*WORK TO BE COMPLETED:* Lines containing the string "moon" are to be collected in full.

*RECORD SET:*
--- START ---

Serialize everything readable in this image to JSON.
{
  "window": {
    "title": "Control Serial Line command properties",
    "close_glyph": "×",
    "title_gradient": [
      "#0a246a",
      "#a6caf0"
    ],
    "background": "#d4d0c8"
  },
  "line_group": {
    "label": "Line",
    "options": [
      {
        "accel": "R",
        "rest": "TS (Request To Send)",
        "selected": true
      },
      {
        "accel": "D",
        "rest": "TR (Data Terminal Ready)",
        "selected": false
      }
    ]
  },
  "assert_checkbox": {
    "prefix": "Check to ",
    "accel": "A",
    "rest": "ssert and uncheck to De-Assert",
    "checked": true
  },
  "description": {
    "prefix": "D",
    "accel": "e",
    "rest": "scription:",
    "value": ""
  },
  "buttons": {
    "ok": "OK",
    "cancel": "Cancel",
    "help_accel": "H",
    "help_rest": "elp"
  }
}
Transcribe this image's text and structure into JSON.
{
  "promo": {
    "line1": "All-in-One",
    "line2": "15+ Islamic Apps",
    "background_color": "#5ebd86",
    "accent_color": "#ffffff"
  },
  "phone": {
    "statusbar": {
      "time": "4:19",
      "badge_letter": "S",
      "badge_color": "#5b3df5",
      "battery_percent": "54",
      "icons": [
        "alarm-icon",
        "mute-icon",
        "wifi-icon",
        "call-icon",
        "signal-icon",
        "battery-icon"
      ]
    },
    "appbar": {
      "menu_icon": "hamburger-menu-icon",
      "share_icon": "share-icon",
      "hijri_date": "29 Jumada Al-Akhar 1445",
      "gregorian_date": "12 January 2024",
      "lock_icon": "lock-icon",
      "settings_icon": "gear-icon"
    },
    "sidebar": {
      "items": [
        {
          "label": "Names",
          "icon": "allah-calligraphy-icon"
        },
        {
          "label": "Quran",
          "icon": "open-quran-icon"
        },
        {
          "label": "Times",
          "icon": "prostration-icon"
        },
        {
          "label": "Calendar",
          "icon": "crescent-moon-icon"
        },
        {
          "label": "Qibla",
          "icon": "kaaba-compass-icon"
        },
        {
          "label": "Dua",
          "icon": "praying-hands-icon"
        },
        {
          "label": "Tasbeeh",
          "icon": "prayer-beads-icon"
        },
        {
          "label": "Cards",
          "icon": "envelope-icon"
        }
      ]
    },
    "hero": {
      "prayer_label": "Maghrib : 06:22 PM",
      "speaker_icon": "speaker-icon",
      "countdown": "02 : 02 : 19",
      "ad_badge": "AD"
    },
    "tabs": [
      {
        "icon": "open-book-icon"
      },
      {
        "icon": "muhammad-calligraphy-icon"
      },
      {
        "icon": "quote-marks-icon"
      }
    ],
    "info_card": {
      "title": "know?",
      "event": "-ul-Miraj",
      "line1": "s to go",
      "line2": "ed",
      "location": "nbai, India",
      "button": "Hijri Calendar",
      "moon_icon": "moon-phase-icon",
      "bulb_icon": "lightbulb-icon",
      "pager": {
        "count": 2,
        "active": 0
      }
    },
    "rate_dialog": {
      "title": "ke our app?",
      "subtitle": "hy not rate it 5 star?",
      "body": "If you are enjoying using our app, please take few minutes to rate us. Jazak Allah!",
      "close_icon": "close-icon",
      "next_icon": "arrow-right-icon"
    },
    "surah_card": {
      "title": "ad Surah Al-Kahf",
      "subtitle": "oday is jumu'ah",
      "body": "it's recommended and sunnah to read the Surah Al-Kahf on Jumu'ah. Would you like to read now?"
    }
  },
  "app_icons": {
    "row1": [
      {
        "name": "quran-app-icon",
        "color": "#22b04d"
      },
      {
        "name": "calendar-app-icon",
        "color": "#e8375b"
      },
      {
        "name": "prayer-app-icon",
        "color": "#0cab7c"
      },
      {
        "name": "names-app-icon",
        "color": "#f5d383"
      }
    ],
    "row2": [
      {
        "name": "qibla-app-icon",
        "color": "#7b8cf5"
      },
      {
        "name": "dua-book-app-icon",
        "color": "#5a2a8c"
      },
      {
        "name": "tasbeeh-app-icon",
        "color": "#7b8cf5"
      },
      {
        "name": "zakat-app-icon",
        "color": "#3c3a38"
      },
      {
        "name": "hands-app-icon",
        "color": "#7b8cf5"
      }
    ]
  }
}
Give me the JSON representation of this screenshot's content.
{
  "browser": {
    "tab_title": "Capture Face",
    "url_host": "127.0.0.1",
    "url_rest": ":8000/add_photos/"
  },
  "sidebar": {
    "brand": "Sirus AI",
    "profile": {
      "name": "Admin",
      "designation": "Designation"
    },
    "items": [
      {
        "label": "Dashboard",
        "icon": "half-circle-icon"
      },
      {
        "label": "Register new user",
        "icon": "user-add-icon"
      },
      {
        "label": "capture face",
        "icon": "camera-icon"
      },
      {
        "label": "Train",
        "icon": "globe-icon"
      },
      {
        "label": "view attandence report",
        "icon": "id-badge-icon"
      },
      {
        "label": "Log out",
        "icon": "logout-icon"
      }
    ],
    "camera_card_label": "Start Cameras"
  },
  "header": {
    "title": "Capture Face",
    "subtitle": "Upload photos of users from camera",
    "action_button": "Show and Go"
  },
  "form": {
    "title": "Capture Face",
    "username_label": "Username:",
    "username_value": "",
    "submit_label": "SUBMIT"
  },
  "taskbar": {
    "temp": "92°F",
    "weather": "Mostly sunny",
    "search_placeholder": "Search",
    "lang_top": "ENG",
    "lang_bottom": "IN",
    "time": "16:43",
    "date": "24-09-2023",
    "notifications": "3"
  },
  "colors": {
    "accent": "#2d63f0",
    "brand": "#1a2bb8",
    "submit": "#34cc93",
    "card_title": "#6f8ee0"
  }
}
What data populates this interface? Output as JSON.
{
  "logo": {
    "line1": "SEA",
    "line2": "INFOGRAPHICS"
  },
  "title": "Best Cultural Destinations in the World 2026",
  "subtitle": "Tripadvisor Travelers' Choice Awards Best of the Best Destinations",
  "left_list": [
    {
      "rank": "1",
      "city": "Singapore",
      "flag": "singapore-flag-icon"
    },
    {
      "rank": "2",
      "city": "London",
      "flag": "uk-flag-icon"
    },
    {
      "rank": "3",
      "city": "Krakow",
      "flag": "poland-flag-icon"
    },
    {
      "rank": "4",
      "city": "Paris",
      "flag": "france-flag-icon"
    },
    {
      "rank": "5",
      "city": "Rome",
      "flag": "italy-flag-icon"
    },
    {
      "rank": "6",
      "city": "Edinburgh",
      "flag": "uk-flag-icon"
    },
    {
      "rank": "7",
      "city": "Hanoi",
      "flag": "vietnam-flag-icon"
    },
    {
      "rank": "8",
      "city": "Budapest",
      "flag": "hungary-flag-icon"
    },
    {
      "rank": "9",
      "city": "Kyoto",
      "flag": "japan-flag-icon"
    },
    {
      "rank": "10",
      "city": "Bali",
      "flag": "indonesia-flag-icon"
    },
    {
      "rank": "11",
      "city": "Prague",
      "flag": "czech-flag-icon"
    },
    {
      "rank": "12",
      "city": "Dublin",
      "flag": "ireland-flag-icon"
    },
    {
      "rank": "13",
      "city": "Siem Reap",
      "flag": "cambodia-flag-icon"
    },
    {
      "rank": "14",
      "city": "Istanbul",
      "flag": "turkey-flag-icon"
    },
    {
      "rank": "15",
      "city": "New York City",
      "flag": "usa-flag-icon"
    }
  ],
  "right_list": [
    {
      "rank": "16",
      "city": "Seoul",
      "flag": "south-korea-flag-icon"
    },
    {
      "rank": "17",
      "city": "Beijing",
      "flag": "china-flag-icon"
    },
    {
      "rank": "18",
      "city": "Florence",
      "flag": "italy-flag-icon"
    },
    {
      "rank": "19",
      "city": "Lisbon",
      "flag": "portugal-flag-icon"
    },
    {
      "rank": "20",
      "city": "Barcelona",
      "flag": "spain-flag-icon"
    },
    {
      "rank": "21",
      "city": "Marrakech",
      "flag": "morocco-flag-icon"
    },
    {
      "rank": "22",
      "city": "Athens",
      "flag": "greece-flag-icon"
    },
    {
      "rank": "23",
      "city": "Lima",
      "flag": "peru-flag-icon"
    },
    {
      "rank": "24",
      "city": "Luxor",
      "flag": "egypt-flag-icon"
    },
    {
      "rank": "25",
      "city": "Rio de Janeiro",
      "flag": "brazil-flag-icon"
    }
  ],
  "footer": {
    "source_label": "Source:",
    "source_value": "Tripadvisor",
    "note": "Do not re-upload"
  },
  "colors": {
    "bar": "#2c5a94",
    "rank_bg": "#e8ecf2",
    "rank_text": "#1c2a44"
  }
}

--- END ---

*EXERCISE OUTPUT:*
          "icon": "crescent-moon-icon"
      "moon_icon": "moon-phase-icon",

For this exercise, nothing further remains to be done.